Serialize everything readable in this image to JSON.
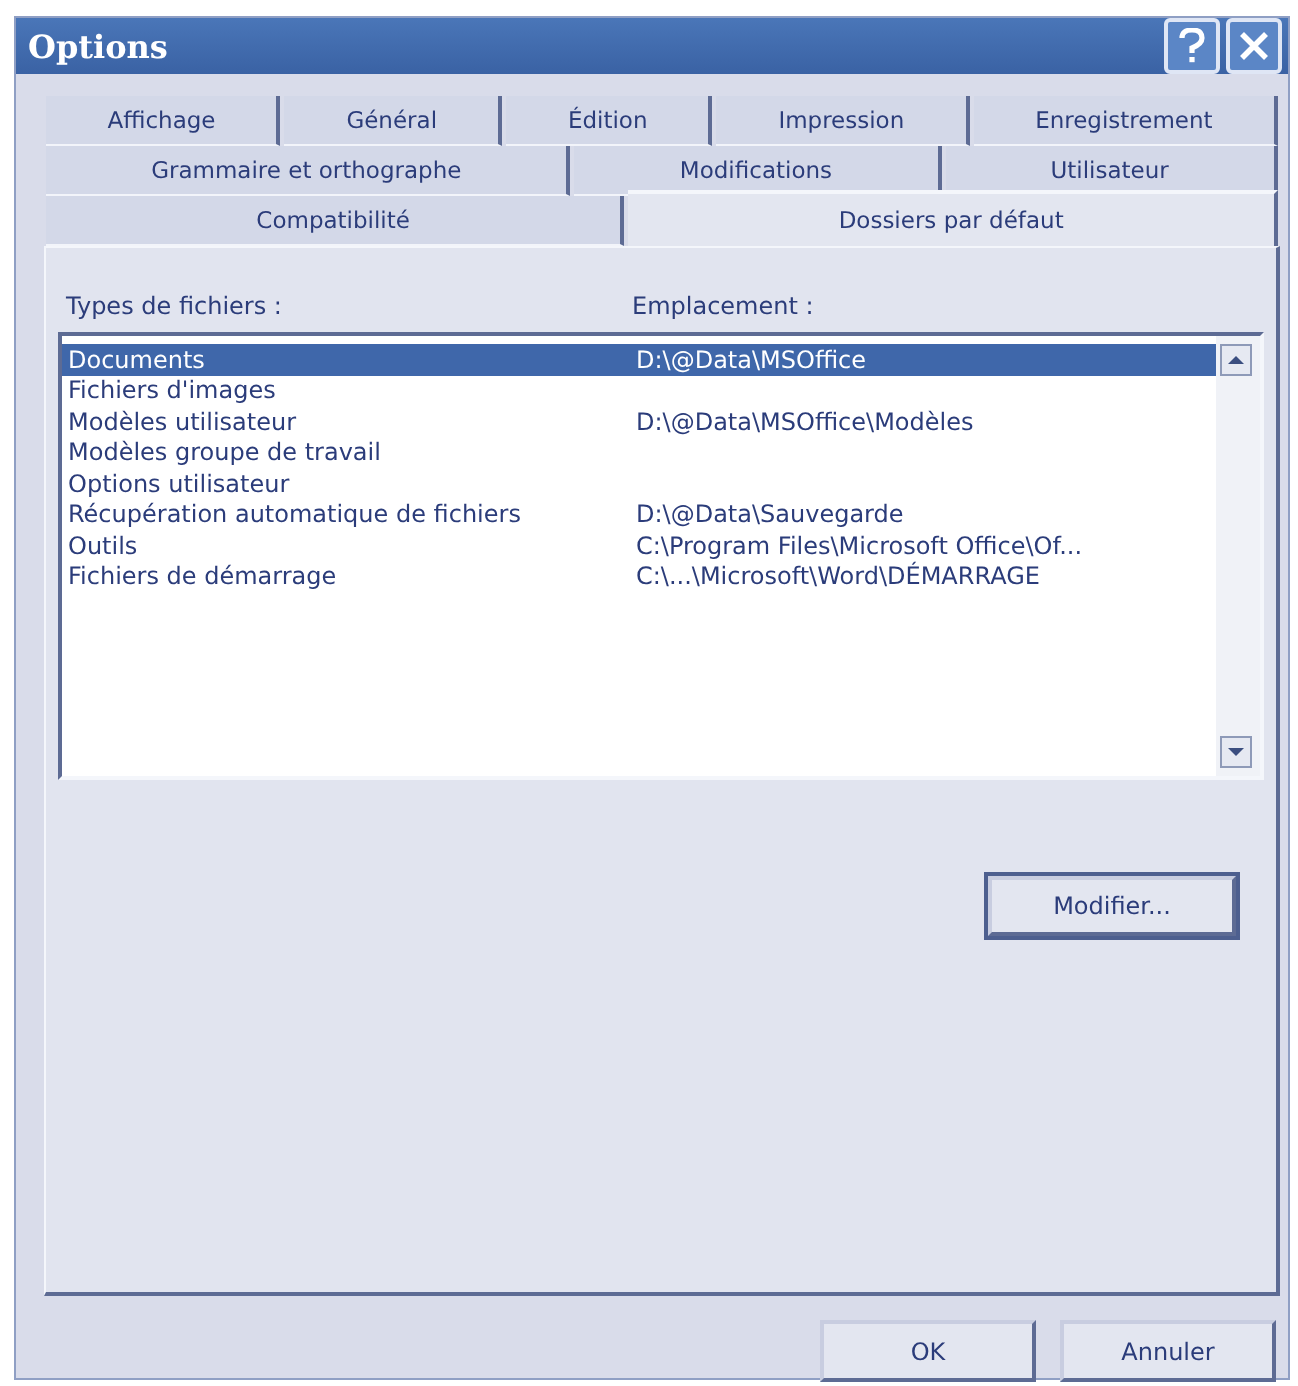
{
  "window": {
    "title": "Options"
  },
  "tab_rows": [
    [
      {
        "label": "Affichage",
        "selected": false
      },
      {
        "label": "Général",
        "selected": false
      },
      {
        "label": "Édition",
        "selected": false
      },
      {
        "label": "Impression",
        "selected": false
      },
      {
        "label": "Enregistrement",
        "selected": false
      }
    ],
    [
      {
        "label": "Grammaire et orthographe",
        "selected": false
      },
      {
        "label": "Modifications",
        "selected": false
      },
      {
        "label": "Utilisateur",
        "selected": false
      }
    ],
    [
      {
        "label": "Compatibilité",
        "selected": false
      },
      {
        "label": "Dossiers par défaut",
        "selected": true
      }
    ]
  ],
  "file_list": {
    "columns": [
      "Types de fichiers :",
      "Emplacement :"
    ],
    "rows": [
      {
        "type": "Documents",
        "location": "D:\\@Data\\MSOffice",
        "selected": true
      },
      {
        "type": "Fichiers d'images",
        "location": "",
        "selected": false
      },
      {
        "type": "Modèles utilisateur",
        "location": "D:\\@Data\\MSOffice\\Modèles",
        "selected": false
      },
      {
        "type": "Modèles groupe de travail",
        "location": "",
        "selected": false
      },
      {
        "type": "Options utilisateur",
        "location": "",
        "selected": false
      },
      {
        "type": "Récupération automatique de fichiers",
        "location": "D:\\@Data\\Sauvegarde",
        "selected": false
      },
      {
        "type": "Outils",
        "location": "C:\\Program Files\\Microsoft Office\\Of...",
        "selected": false
      },
      {
        "type": "Fichiers de démarrage",
        "location": "C:\\...\\Microsoft\\Word\\DÉMARRAGE",
        "selected": false
      }
    ]
  },
  "modify_button": "Modifier...",
  "buttons": [
    "OK",
    "Annuler"
  ]
}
---------------
*Exercise*.
Whenever "Data" turns up in a line, pick that line out.

*Complete answer*.
        "location": "D:\\@Data\\MSOffice",
        "location": "D:\\@Data\\MSOffice\\Modèles",
        "location": "D:\\@Data\\Sauvegarde",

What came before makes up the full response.